* What the exercise asks: Write out each entry, exactly the way it appears.

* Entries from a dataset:
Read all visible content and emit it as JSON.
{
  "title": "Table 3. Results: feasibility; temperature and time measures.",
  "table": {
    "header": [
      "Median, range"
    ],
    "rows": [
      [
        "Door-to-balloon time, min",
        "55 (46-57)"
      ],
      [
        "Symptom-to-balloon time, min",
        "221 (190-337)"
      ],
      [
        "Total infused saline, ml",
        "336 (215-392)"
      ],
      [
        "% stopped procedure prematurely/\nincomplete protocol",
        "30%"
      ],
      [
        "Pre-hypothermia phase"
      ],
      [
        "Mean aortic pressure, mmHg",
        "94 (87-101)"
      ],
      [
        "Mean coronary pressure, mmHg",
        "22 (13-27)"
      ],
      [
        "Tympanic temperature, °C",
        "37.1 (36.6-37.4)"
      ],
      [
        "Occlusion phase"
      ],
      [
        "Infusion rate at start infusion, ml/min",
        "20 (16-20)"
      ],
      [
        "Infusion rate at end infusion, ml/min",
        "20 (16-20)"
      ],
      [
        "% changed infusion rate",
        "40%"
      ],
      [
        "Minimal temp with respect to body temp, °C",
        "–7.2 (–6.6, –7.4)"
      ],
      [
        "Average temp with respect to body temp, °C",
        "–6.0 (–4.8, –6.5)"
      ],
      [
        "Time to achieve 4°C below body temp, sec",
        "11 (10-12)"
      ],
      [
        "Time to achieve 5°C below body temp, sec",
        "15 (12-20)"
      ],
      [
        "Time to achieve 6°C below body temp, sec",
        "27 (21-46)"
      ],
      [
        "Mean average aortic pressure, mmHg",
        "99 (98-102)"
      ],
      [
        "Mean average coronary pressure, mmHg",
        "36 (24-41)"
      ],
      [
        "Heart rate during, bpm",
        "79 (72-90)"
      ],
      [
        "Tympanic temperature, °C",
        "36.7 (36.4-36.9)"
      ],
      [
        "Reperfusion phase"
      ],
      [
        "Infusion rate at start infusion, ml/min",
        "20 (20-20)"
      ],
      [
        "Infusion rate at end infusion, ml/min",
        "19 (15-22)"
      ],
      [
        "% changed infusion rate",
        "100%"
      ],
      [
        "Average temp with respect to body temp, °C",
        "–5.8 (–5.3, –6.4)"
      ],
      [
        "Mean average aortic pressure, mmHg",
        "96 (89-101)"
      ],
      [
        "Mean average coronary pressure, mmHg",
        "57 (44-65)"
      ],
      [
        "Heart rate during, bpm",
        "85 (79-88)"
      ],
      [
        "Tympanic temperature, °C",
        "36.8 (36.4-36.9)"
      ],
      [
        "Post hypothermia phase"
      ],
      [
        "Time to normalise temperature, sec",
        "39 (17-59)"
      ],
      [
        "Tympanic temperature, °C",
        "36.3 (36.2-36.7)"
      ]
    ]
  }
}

* Solved problem:
Read all visible content and emit it as JSON.
{
  "title": "Table 3. Results: feasibility; temperature and time measures.",
  "table": {
    "header": [
      "Median, range"
    ],
    "rows": [
      [
        "Door-to-balloon time, min",
        "55 (46-57)"
      ],
      [
        "Symptom-to-balloon time, min",
        "221 (190-337)"
      ],
      [
        "Total infused saline, ml",
        "336 (215-392)"
      ],
      [
        "% stopped procedure prematurely/\nincomplete protocol",
        "30%"
      ],
      [
        "Pre-hypothermia phase"
      ],
      [
        "Mean aortic pressure, mmHg",
        "94 (87-101)"
      ],
      [
        "Mean coronary pressure, mmHg",
        "22 (13-27)"
      ],
      [
        "Tympanic temperature, °C",
        "37.1 (36.6-37.4)"
      ],
      [
        "Occlusion phase"
      ],
      [
        "Infusion rate at start infusion, ml/min",
        "20 (16-20)"
      ],
      [
        "Infusion rate at end infusion, ml/min",
        "20 (16-20)"
      ],
      [
        "% changed infusion rate",
        "40%"
      ],
      [
        "Minimal temp with respect to body temp, °C",
        "–7.2 (–6.6, –7.4)"
      ],
      [
        "Average temp with respect to body temp, °C",
        "–6.0 (–4.8, –6.5)"
      ],
      [
        "Time to achieve 4°C below body temp, sec",
        "11 (10-12)"
      ],
      [
        "Time to achieve 5°C below body temp, sec",
        "15 (12-20)"
      ],
      [
        "Time to achieve 6°C below body temp, sec",
        "27 (21-46)"
      ],
      [
        "Mean average aortic pressure, mmHg",
        "99 (98-102)"
      ],
      [
        "Mean average coronary pressure, mmHg",
        "36 (24-41)"
      ],
      [
        "Heart rate during, bpm",
        "79 (72-90)"
      ],
      [
        "Tympanic temperature, °C",
        "36.7 (36.4-36.9)"
      ],
      [
        "Reperfusion phase"
      ],
      [
        "Infusion rate at start infusion, ml/min",
        "20 (20-20)"
      ],
      [
        "Infusion rate at end infusion, ml/min",
        "19 (15-22)"
      ],
      [
        "% changed infusion rate",
        "100%"
      ],
      [
        "Average temp with respect to body temp, °C",
        "–5.8 (–5.3, –6.4)"
      ],
      [
        "Mean average aortic pressure, mmHg",
        "96 (89-101)"
      ],
      [
        "Mean average coronary pressure, mmHg",
        "57 (44-65)"
      ],
      [
        "Heart rate during, bpm",
        "85 (79-88)"
      ],
      [
        "Tympanic temperature, °C",
        "36.8 (36.4-36.9)"
      ],
      [
        "Post hypothermia phase"
      ],
      [
        "Time to normalise temperature, sec",
        "39 (17-59)"
      ],
      [
        "Tympanic temperature, °C",
        "36.3 (36.2-36.7)"
      ]
    ]
  }
}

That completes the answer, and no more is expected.